> **Objective**
In the listing below, locate the lines bearing the word "Portuguese". Copy every one of them.

> **Extracted records**
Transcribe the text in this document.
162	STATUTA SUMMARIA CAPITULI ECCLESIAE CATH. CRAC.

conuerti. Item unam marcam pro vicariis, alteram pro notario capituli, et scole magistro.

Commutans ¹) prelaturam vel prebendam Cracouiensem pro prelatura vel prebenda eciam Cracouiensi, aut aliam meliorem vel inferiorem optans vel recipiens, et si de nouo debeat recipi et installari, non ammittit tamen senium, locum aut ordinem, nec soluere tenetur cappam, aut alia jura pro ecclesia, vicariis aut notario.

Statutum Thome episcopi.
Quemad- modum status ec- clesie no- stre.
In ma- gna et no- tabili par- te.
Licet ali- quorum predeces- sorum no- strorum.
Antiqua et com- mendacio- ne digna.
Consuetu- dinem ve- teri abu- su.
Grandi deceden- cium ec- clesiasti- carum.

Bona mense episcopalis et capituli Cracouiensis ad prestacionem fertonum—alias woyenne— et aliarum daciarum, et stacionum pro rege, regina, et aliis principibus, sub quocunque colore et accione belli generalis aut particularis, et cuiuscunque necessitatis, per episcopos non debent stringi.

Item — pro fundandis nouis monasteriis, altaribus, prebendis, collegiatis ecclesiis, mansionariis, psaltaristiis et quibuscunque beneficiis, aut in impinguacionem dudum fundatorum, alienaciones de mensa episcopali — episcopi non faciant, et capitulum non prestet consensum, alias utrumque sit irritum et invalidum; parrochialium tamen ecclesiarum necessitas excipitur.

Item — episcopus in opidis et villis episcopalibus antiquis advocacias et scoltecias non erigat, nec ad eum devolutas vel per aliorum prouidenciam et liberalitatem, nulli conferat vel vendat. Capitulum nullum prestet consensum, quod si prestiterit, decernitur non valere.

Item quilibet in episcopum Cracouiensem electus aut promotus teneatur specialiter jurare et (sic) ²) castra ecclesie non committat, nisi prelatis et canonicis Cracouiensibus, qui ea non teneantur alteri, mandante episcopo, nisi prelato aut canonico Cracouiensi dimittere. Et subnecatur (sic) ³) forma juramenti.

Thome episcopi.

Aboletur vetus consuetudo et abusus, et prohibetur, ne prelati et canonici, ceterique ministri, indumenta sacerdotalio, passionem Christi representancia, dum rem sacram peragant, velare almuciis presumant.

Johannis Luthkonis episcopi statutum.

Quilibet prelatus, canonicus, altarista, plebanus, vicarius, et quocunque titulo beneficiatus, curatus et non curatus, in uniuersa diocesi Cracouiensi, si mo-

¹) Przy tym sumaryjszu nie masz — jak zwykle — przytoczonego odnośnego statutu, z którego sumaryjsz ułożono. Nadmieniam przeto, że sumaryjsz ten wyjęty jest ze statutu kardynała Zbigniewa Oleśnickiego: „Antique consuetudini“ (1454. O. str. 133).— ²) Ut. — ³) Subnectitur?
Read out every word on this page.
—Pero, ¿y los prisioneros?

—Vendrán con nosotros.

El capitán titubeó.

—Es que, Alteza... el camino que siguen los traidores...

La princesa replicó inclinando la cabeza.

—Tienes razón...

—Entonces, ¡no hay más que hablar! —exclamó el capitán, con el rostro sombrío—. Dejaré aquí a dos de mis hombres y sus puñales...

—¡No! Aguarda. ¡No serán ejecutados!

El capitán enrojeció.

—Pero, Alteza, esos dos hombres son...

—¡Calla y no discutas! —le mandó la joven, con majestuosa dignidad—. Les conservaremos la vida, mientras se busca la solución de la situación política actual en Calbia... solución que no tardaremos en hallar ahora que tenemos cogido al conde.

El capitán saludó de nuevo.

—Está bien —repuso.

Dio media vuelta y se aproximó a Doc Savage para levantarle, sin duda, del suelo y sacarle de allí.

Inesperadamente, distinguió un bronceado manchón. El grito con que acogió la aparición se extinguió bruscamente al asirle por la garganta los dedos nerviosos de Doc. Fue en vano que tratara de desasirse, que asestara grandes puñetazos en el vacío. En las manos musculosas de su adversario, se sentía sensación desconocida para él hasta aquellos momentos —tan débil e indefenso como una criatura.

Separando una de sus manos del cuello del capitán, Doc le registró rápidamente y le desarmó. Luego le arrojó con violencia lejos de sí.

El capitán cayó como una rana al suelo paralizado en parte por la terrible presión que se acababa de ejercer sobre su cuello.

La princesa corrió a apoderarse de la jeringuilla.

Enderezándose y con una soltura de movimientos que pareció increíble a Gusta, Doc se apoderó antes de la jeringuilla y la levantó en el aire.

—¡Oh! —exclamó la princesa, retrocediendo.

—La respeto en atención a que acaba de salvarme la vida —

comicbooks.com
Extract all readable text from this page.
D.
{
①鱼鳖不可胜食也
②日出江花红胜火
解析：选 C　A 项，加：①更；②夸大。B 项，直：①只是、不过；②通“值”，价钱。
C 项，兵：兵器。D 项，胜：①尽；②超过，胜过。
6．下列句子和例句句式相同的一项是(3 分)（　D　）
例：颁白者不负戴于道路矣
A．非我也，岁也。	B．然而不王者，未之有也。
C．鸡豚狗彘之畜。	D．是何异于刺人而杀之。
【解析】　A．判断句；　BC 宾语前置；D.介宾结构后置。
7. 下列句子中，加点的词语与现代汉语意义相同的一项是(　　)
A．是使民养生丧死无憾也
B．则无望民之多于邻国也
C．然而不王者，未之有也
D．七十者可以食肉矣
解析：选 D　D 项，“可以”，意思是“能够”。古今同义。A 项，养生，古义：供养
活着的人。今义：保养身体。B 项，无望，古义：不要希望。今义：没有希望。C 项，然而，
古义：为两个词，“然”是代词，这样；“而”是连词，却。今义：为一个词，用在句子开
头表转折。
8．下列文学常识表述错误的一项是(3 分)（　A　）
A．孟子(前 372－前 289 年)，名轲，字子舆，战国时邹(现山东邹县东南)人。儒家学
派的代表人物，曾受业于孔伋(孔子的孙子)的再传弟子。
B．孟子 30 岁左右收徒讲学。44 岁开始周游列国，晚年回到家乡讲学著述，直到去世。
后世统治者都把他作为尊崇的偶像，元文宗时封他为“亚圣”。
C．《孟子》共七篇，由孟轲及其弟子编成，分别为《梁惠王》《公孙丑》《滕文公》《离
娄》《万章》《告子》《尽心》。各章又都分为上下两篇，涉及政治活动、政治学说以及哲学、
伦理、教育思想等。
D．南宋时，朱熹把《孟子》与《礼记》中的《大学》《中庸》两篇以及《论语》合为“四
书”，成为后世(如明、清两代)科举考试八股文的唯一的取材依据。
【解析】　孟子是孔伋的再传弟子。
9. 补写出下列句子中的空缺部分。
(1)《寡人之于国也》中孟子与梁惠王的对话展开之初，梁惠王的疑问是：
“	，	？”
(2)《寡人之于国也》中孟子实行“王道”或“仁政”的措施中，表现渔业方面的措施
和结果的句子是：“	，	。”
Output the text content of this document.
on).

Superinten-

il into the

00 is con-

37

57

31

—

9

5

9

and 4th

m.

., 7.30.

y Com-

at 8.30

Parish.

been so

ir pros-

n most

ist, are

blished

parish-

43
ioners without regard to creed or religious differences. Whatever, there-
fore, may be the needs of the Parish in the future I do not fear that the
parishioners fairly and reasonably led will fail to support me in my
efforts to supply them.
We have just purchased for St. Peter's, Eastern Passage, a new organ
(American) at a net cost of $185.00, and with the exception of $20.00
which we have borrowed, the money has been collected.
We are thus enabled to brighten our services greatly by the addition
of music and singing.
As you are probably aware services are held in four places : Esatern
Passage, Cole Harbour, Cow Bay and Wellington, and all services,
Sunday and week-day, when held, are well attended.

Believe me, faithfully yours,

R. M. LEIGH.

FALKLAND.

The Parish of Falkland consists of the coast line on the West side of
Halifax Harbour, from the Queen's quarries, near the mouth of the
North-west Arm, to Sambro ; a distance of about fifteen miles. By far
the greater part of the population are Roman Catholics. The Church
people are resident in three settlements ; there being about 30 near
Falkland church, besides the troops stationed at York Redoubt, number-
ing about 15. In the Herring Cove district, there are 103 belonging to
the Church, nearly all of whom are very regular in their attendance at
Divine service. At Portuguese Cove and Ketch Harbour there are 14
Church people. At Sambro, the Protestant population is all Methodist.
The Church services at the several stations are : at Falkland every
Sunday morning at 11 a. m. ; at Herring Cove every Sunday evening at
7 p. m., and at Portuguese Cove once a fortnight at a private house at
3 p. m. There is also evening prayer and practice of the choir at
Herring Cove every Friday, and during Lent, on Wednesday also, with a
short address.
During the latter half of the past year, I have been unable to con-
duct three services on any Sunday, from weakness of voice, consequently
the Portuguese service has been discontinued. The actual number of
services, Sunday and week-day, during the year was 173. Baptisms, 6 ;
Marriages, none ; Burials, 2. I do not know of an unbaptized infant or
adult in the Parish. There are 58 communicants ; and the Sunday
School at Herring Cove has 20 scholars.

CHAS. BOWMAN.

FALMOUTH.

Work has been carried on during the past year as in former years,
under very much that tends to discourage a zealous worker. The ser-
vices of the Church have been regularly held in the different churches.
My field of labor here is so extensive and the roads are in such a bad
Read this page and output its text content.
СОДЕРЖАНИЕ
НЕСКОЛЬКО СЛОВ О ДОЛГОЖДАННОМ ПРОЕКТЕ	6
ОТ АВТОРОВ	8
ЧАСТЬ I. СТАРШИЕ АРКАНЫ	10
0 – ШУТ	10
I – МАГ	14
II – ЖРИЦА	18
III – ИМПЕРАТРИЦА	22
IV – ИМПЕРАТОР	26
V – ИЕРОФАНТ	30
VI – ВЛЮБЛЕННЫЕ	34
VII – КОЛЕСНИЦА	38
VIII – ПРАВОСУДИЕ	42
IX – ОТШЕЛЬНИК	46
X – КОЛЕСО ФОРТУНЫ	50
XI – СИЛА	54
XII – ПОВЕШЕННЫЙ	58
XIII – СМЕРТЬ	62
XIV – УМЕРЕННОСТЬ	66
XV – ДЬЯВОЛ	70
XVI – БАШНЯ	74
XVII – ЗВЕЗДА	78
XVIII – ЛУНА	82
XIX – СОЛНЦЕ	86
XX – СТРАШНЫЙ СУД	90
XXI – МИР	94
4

> **Correct response**
Divine service. At Portuguese Cove and Ketch Harbour there are 14
7 p. m., and at Portuguese Cove once a fortnight at a private house at
the Portuguese service has been discontinued. The actual number of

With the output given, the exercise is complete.